- _WRITTEN REQUEST_:
All lines featuring the string "xlabel" are to be listed.
★ ★ ★ ★ ★
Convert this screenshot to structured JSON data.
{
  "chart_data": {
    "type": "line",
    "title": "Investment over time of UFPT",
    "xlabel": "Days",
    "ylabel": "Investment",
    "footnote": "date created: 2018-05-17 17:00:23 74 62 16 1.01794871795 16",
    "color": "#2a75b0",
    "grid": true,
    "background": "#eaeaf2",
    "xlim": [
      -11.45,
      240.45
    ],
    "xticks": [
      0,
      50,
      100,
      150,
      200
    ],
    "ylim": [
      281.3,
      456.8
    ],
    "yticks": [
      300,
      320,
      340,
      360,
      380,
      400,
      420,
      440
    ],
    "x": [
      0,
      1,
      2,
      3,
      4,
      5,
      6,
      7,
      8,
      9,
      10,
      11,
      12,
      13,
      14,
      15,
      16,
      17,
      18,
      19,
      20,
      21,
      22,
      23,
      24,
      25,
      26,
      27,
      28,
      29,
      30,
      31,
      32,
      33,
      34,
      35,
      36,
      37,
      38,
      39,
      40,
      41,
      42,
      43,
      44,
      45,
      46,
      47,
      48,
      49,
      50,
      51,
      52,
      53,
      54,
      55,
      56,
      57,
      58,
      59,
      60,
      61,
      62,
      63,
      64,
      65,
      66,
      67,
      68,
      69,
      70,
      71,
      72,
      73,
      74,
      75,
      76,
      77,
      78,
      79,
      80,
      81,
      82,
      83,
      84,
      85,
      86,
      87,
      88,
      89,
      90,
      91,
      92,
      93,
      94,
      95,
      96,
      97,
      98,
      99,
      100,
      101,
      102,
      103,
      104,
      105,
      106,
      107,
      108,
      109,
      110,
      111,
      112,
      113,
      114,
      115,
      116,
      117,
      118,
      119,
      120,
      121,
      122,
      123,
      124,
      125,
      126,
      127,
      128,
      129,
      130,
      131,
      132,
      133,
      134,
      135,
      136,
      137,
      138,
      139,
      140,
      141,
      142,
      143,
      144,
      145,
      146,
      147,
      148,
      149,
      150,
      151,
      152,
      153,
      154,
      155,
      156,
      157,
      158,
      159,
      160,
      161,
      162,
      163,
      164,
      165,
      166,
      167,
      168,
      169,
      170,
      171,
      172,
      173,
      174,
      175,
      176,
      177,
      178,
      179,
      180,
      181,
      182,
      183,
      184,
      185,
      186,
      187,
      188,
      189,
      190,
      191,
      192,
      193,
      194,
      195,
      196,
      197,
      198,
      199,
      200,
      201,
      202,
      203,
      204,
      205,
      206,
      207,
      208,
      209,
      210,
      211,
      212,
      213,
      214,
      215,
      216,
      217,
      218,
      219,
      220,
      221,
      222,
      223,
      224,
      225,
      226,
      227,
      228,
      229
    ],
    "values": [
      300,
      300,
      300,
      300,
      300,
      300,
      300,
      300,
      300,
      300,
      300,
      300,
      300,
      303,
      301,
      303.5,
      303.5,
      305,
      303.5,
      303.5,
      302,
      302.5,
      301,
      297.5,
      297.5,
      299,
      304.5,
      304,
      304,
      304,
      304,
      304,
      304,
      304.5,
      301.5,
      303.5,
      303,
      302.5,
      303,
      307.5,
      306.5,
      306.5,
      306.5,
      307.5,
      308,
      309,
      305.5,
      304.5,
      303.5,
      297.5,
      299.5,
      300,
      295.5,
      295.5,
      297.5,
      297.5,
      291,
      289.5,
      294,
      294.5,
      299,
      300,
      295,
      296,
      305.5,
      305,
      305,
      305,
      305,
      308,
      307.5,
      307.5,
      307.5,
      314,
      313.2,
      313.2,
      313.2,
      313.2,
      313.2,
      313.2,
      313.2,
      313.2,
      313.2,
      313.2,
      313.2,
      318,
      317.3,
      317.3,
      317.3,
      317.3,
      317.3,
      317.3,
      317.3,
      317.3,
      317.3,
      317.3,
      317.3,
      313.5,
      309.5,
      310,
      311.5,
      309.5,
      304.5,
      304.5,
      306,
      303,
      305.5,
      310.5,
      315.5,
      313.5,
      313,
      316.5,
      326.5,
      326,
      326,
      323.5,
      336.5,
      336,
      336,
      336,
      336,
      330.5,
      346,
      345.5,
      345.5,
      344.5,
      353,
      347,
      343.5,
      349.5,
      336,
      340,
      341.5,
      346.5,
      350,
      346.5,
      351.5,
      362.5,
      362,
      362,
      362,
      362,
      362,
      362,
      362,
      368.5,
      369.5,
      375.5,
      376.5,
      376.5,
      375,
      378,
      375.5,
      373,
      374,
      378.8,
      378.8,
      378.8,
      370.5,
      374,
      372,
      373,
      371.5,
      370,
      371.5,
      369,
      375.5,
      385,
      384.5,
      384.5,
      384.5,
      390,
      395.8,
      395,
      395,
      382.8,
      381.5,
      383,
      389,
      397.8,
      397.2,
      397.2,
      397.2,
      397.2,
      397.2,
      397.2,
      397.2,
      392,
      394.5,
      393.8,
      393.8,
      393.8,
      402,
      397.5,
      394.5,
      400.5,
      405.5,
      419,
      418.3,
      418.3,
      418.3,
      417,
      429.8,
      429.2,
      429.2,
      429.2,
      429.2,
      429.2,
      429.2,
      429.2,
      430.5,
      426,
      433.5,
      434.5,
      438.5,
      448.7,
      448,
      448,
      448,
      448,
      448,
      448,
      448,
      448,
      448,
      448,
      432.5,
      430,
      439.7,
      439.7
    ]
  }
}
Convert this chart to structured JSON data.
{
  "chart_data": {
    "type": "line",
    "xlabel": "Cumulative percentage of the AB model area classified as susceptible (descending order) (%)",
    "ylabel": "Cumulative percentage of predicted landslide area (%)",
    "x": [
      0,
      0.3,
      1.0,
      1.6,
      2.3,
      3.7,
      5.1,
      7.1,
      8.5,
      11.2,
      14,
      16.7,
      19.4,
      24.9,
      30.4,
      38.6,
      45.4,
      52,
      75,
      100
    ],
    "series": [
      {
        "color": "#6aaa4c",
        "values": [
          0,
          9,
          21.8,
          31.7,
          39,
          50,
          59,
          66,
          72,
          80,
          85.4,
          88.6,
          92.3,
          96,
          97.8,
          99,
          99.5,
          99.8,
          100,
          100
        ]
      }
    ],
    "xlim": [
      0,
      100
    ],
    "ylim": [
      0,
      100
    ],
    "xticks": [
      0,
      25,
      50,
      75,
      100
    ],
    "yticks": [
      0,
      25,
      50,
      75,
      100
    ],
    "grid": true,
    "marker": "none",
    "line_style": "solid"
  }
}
★ ★ ★ ★ ★
- _SOLUTION TO THE EXERCISE_:
    "xlabel": "Days",
    "xlabel": "Cumulative percentage of the AB model area classified as susceptible (descending order) (%)",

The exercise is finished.